▸ Your instructions: Reproduce every entry exactly and leave its pictures out.

▸ Exercise materials:
● ● ●

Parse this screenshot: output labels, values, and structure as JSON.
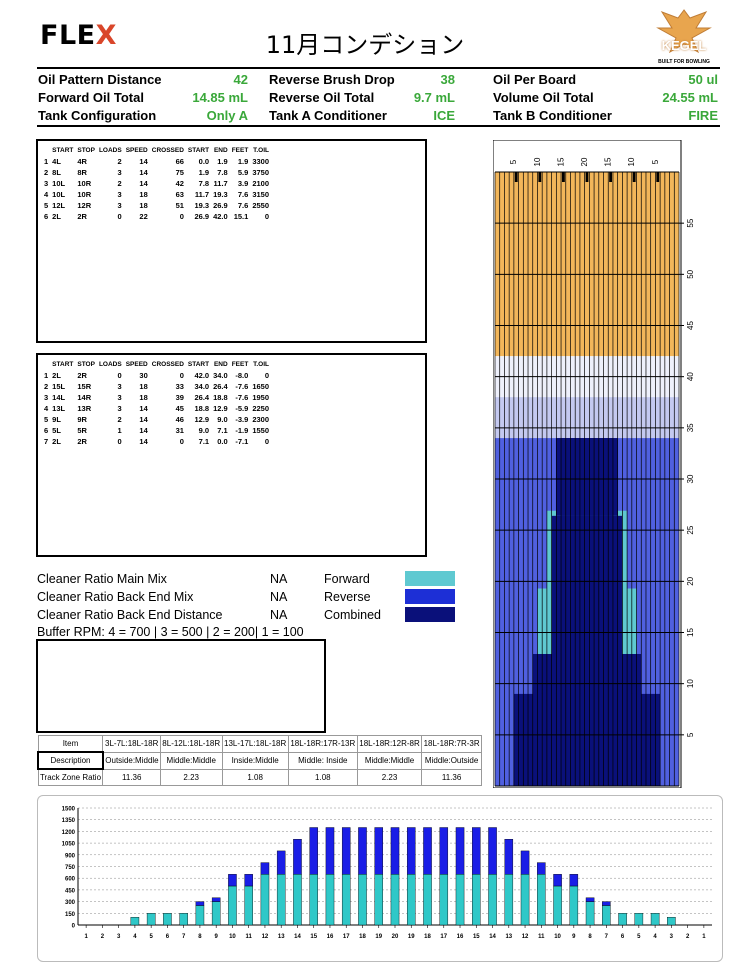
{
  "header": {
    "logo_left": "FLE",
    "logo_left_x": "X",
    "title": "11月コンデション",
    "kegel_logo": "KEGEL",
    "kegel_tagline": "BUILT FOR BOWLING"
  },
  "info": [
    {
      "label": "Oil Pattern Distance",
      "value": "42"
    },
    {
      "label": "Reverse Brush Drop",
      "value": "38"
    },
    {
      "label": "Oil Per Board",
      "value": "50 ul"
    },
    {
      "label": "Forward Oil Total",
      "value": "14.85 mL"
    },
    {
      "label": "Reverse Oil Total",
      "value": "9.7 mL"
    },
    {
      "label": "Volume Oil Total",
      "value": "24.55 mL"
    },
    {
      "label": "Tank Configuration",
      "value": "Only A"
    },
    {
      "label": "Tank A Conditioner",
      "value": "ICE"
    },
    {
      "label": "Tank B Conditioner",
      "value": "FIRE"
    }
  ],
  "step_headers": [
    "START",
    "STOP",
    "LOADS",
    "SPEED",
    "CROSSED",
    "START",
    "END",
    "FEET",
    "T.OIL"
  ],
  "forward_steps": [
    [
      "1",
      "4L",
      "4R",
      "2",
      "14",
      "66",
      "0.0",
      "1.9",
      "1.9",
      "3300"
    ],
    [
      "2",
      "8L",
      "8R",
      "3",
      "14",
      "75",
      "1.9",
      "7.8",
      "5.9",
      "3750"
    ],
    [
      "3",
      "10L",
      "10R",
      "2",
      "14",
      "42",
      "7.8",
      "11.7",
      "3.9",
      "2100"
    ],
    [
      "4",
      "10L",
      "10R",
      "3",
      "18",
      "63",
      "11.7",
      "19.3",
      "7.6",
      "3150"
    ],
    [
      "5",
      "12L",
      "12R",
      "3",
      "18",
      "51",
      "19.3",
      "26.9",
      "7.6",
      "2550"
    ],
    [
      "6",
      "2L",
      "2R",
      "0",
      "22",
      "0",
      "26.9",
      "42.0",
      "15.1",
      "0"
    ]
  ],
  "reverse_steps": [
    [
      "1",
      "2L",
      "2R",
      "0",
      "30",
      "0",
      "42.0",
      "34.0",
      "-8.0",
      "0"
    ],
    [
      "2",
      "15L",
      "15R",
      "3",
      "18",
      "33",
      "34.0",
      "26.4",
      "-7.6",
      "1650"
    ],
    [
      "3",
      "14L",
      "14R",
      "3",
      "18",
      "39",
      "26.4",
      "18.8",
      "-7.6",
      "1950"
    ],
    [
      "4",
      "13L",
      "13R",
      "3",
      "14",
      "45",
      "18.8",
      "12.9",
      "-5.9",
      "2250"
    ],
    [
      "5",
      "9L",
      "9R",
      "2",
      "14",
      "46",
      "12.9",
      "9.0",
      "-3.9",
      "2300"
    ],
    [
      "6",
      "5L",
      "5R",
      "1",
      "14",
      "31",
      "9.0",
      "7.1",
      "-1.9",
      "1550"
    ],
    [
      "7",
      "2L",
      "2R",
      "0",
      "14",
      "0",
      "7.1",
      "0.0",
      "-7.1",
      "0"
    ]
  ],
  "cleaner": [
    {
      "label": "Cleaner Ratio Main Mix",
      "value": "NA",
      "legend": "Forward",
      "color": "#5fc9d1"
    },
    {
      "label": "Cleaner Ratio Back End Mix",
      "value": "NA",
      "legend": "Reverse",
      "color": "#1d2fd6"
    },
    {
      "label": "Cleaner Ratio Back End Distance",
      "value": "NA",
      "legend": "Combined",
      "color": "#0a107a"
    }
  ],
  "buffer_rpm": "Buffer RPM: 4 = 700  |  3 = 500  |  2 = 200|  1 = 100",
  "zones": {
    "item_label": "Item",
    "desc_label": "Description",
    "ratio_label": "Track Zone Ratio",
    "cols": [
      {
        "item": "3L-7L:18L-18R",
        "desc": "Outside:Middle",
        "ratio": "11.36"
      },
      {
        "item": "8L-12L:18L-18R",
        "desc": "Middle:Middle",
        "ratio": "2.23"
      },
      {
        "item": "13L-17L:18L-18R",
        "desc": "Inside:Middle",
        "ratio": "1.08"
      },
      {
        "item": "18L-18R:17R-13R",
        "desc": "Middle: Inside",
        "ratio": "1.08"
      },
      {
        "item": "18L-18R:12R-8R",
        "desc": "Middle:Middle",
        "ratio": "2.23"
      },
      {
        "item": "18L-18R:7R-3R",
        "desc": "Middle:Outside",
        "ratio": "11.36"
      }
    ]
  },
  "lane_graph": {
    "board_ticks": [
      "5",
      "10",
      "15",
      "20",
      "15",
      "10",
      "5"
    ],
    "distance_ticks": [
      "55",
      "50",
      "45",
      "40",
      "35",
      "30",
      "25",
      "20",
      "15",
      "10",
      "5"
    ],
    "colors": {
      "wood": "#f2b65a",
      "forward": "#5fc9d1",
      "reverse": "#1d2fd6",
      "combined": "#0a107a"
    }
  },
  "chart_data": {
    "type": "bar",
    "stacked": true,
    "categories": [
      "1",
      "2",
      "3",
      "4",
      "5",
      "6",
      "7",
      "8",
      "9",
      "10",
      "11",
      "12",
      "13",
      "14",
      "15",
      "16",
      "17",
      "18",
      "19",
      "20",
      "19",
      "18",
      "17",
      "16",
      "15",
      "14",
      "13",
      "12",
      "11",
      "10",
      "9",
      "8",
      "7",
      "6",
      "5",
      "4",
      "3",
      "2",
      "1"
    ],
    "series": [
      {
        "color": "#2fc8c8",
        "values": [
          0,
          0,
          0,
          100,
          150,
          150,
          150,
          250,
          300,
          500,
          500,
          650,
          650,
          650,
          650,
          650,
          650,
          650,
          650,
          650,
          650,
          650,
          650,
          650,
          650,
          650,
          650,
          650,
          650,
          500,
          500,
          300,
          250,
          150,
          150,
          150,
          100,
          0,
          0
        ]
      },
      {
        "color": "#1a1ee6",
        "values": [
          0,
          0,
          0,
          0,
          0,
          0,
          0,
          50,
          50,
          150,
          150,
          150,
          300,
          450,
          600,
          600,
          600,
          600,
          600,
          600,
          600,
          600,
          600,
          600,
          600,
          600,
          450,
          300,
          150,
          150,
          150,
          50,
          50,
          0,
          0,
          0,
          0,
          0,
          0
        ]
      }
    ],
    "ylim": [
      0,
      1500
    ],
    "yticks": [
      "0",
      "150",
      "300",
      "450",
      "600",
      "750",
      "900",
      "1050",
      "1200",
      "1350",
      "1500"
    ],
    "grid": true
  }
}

● ● ●

▸ Task solution:
Parse this screenshot: output labels, values, and structure as JSON.
{
  "header": {
    "logo_left": "FLE",
    "logo_left_x": "X",
    "title": "11月コンデション",
    "kegel_logo": "KEGEL",
    "kegel_tagline": "BUILT FOR BOWLING"
  },
  "info": [
    {
      "label": "Oil Pattern Distance",
      "value": "42"
    },
    {
      "label": "Reverse Brush Drop",
      "value": "38"
    },
    {
      "label": "Oil Per Board",
      "value": "50 ul"
    },
    {
      "label": "Forward Oil Total",
      "value": "14.85 mL"
    },
    {
      "label": "Reverse Oil Total",
      "value": "9.7 mL"
    },
    {
      "label": "Volume Oil Total",
      "value": "24.55 mL"
    },
    {
      "label": "Tank Configuration",
      "value": "Only A"
    },
    {
      "label": "Tank A Conditioner",
      "value": "ICE"
    },
    {
      "label": "Tank B Conditioner",
      "value": "FIRE"
    }
  ],
  "step_headers": [
    "START",
    "STOP",
    "LOADS",
    "SPEED",
    "CROSSED",
    "START",
    "END",
    "FEET",
    "T.OIL"
  ],
  "forward_steps": [
    [
      "1",
      "4L",
      "4R",
      "2",
      "14",
      "66",
      "0.0",
      "1.9",
      "1.9",
      "3300"
    ],
    [
      "2",
      "8L",
      "8R",
      "3",
      "14",
      "75",
      "1.9",
      "7.8",
      "5.9",
      "3750"
    ],
    [
      "3",
      "10L",
      "10R",
      "2",
      "14",
      "42",
      "7.8",
      "11.7",
      "3.9",
      "2100"
    ],
    [
      "4",
      "10L",
      "10R",
      "3",
      "18",
      "63",
      "11.7",
      "19.3",
      "7.6",
      "3150"
    ],
    [
      "5",
      "12L",
      "12R",
      "3",
      "18",
      "51",
      "19.3",
      "26.9",
      "7.6",
      "2550"
    ],
    [
      "6",
      "2L",
      "2R",
      "0",
      "22",
      "0",
      "26.9",
      "42.0",
      "15.1",
      "0"
    ]
  ],
  "reverse_steps": [
    [
      "1",
      "2L",
      "2R",
      "0",
      "30",
      "0",
      "42.0",
      "34.0",
      "-8.0",
      "0"
    ],
    [
      "2",
      "15L",
      "15R",
      "3",
      "18",
      "33",
      "34.0",
      "26.4",
      "-7.6",
      "1650"
    ],
    [
      "3",
      "14L",
      "14R",
      "3",
      "18",
      "39",
      "26.4",
      "18.8",
      "-7.6",
      "1950"
    ],
    [
      "4",
      "13L",
      "13R",
      "3",
      "14",
      "45",
      "18.8",
      "12.9",
      "-5.9",
      "2250"
    ],
    [
      "5",
      "9L",
      "9R",
      "2",
      "14",
      "46",
      "12.9",
      "9.0",
      "-3.9",
      "2300"
    ],
    [
      "6",
      "5L",
      "5R",
      "1",
      "14",
      "31",
      "9.0",
      "7.1",
      "-1.9",
      "1550"
    ],
    [
      "7",
      "2L",
      "2R",
      "0",
      "14",
      "0",
      "7.1",
      "0.0",
      "-7.1",
      "0"
    ]
  ],
  "cleaner": [
    {
      "label": "Cleaner Ratio Main Mix",
      "value": "NA",
      "legend": "Forward",
      "color": "#5fc9d1"
    },
    {
      "label": "Cleaner Ratio Back End Mix",
      "value": "NA",
      "legend": "Reverse",
      "color": "#1d2fd6"
    },
    {
      "label": "Cleaner Ratio Back End Distance",
      "value": "NA",
      "legend": "Combined",
      "color": "#0a107a"
    }
  ],
  "buffer_rpm": "Buffer RPM: 4 = 700  |  3 = 500  |  2 = 200|  1 = 100",
  "zones": {
    "item_label": "Item",
    "desc_label": "Description",
    "ratio_label": "Track Zone Ratio",
    "cols": [
      {
        "item": "3L-7L:18L-18R",
        "desc": "Outside:Middle",
        "ratio": "11.36"
      },
      {
        "item": "8L-12L:18L-18R",
        "desc": "Middle:Middle",
        "ratio": "2.23"
      },
      {
        "item": "13L-17L:18L-18R",
        "desc": "Inside:Middle",
        "ratio": "1.08"
      },
      {
        "item": "18L-18R:17R-13R",
        "desc": "Middle: Inside",
        "ratio": "1.08"
      },
      {
        "item": "18L-18R:12R-8R",
        "desc": "Middle:Middle",
        "ratio": "2.23"
      },
      {
        "item": "18L-18R:7R-3R",
        "desc": "Middle:Outside",
        "ratio": "11.36"
      }
    ]
  },
  "lane_graph": {
    "board_ticks": [
      "5",
      "10",
      "15",
      "20",
      "15",
      "10",
      "5"
    ],
    "distance_ticks": [
      "55",
      "50",
      "45",
      "40",
      "35",
      "30",
      "25",
      "20",
      "15",
      "10",
      "5"
    ],
    "colors": {
      "wood": "#f2b65a",
      "forward": "#5fc9d1",
      "reverse": "#1d2fd6",
      "combined": "#0a107a"
    }
  },
  "chart_data": {
    "type": "bar",
    "stacked": true,
    "categories": [
      "1",
      "2",
      "3",
      "4",
      "5",
      "6",
      "7",
      "8",
      "9",
      "10",
      "11",
      "12",
      "13",
      "14",
      "15",
      "16",
      "17",
      "18",
      "19",
      "20",
      "19",
      "18",
      "17",
      "16",
      "15",
      "14",
      "13",
      "12",
      "11",
      "10",
      "9",
      "8",
      "7",
      "6",
      "5",
      "4",
      "3",
      "2",
      "1"
    ],
    "series": [
      {
        "color": "#2fc8c8",
        "values": [
          0,
          0,
          0,
          100,
          150,
          150,
          150,
          250,
          300,
          500,
          500,
          650,
          650,
          650,
          650,
          650,
          650,
          650,
          650,
          650,
          650,
          650,
          650,
          650,
          650,
          650,
          650,
          650,
          650,
          500,
          500,
          300,
          250,
          150,
          150,
          150,
          100,
          0,
          0
        ]
      },
      {
        "color": "#1a1ee6",
        "values": [
          0,
          0,
          0,
          0,
          0,
          0,
          0,
          50,
          50,
          150,
          150,
          150,
          300,
          450,
          600,
          600,
          600,
          600,
          600,
          600,
          600,
          600,
          600,
          600,
          600,
          600,
          450,
          300,
          150,
          150,
          150,
          50,
          50,
          0,
          0,
          0,
          0,
          0,
          0
        ]
      }
    ],
    "ylim": [
      0,
      1500
    ],
    "yticks": [
      "0",
      "150",
      "300",
      "450",
      "600",
      "750",
      "900",
      "1050",
      "1200",
      "1350",
      "1500"
    ],
    "grid": true
  }
}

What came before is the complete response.